**Written request**
Quote the whole listing exactly. Leave the pictures out of your copy.

**Data**
-=-=-=-=-

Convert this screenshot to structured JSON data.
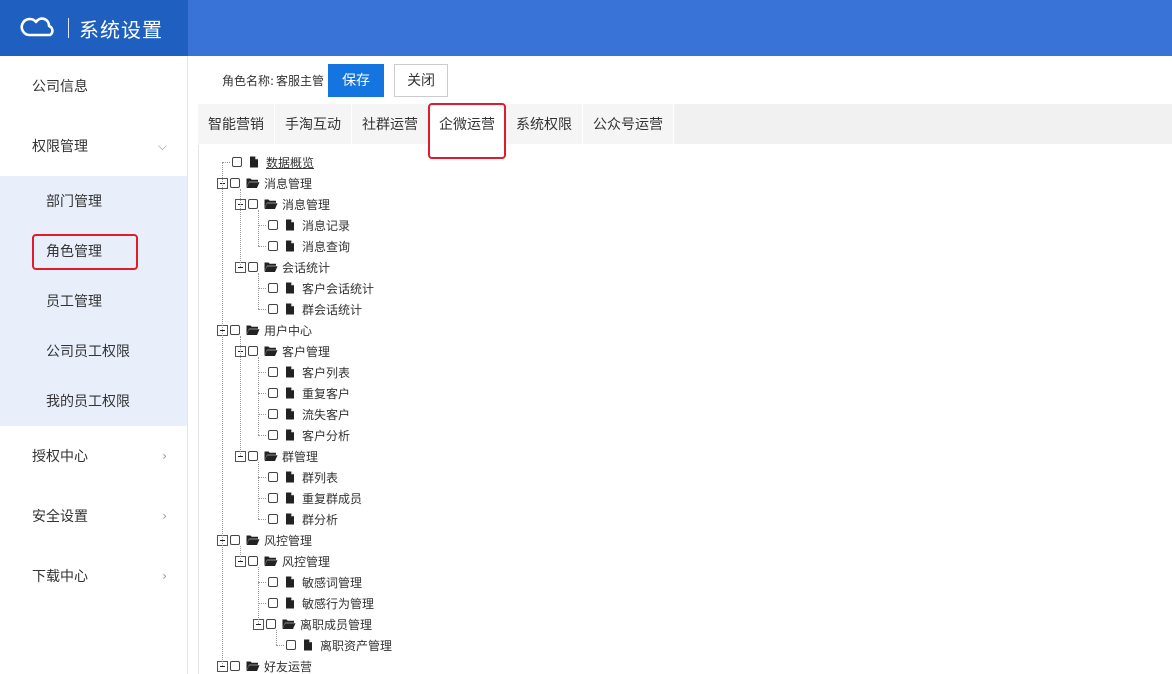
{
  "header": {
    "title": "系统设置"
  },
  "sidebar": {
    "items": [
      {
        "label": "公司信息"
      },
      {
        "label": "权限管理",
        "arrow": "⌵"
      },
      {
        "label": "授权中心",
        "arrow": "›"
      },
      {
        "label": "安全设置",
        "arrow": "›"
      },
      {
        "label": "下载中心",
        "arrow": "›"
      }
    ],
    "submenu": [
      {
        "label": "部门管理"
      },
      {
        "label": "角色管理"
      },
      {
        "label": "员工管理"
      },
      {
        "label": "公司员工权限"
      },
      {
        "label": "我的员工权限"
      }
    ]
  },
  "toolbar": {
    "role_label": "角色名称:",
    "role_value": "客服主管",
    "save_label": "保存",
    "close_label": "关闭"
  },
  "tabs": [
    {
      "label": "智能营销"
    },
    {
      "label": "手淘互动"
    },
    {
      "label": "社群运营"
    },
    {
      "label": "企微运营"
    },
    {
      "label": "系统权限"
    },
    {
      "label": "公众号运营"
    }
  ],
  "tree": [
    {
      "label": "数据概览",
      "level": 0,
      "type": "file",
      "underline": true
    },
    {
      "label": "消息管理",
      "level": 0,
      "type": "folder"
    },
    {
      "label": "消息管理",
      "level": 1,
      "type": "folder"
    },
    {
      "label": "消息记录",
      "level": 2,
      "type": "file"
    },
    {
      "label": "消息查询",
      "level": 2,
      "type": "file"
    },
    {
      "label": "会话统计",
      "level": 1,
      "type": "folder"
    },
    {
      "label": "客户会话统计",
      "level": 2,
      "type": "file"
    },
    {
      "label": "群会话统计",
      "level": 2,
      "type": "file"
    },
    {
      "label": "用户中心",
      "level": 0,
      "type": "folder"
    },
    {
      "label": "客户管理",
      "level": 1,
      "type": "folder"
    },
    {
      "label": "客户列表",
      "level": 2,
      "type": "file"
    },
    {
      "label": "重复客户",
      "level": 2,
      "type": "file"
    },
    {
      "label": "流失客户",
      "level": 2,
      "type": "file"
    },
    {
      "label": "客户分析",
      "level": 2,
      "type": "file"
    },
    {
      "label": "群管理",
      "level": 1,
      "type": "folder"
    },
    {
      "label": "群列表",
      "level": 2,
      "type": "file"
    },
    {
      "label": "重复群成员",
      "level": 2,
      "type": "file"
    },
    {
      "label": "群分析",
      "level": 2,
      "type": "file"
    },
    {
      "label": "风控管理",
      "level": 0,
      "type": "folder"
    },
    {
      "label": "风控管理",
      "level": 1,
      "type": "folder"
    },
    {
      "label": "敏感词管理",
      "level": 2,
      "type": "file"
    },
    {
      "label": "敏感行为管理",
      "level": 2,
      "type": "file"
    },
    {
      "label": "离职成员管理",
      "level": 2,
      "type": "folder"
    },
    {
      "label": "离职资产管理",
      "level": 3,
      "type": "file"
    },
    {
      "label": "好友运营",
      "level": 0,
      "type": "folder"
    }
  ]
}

-=-=-=-=-

**Result of this task**
Convert this screenshot to structured JSON data.
{
  "header": {
    "title": "系统设置"
  },
  "sidebar": {
    "items": [
      {
        "label": "公司信息"
      },
      {
        "label": "权限管理",
        "arrow": "⌵"
      },
      {
        "label": "授权中心",
        "arrow": "›"
      },
      {
        "label": "安全设置",
        "arrow": "›"
      },
      {
        "label": "下载中心",
        "arrow": "›"
      }
    ],
    "submenu": [
      {
        "label": "部门管理"
      },
      {
        "label": "角色管理"
      },
      {
        "label": "员工管理"
      },
      {
        "label": "公司员工权限"
      },
      {
        "label": "我的员工权限"
      }
    ]
  },
  "toolbar": {
    "role_label": "角色名称:",
    "role_value": "客服主管",
    "save_label": "保存",
    "close_label": "关闭"
  },
  "tabs": [
    {
      "label": "智能营销"
    },
    {
      "label": "手淘互动"
    },
    {
      "label": "社群运营"
    },
    {
      "label": "企微运营"
    },
    {
      "label": "系统权限"
    },
    {
      "label": "公众号运营"
    }
  ],
  "tree": [
    {
      "label": "数据概览",
      "level": 0,
      "type": "file",
      "underline": true
    },
    {
      "label": "消息管理",
      "level": 0,
      "type": "folder"
    },
    {
      "label": "消息管理",
      "level": 1,
      "type": "folder"
    },
    {
      "label": "消息记录",
      "level": 2,
      "type": "file"
    },
    {
      "label": "消息查询",
      "level": 2,
      "type": "file"
    },
    {
      "label": "会话统计",
      "level": 1,
      "type": "folder"
    },
    {
      "label": "客户会话统计",
      "level": 2,
      "type": "file"
    },
    {
      "label": "群会话统计",
      "level": 2,
      "type": "file"
    },
    {
      "label": "用户中心",
      "level": 0,
      "type": "folder"
    },
    {
      "label": "客户管理",
      "level": 1,
      "type": "folder"
    },
    {
      "label": "客户列表",
      "level": 2,
      "type": "file"
    },
    {
      "label": "重复客户",
      "level": 2,
      "type": "file"
    },
    {
      "label": "流失客户",
      "level": 2,
      "type": "file"
    },
    {
      "label": "客户分析",
      "level": 2,
      "type": "file"
    },
    {
      "label": "群管理",
      "level": 1,
      "type": "folder"
    },
    {
      "label": "群列表",
      "level": 2,
      "type": "file"
    },
    {
      "label": "重复群成员",
      "level": 2,
      "type": "file"
    },
    {
      "label": "群分析",
      "level": 2,
      "type": "file"
    },
    {
      "label": "风控管理",
      "level": 0,
      "type": "folder"
    },
    {
      "label": "风控管理",
      "level": 1,
      "type": "folder"
    },
    {
      "label": "敏感词管理",
      "level": 2,
      "type": "file"
    },
    {
      "label": "敏感行为管理",
      "level": 2,
      "type": "file"
    },
    {
      "label": "离职成员管理",
      "level": 2,
      "type": "folder"
    },
    {
      "label": "离职资产管理",
      "level": 3,
      "type": "file"
    },
    {
      "label": "好友运营",
      "level": 0,
      "type": "folder"
    }
  ]
}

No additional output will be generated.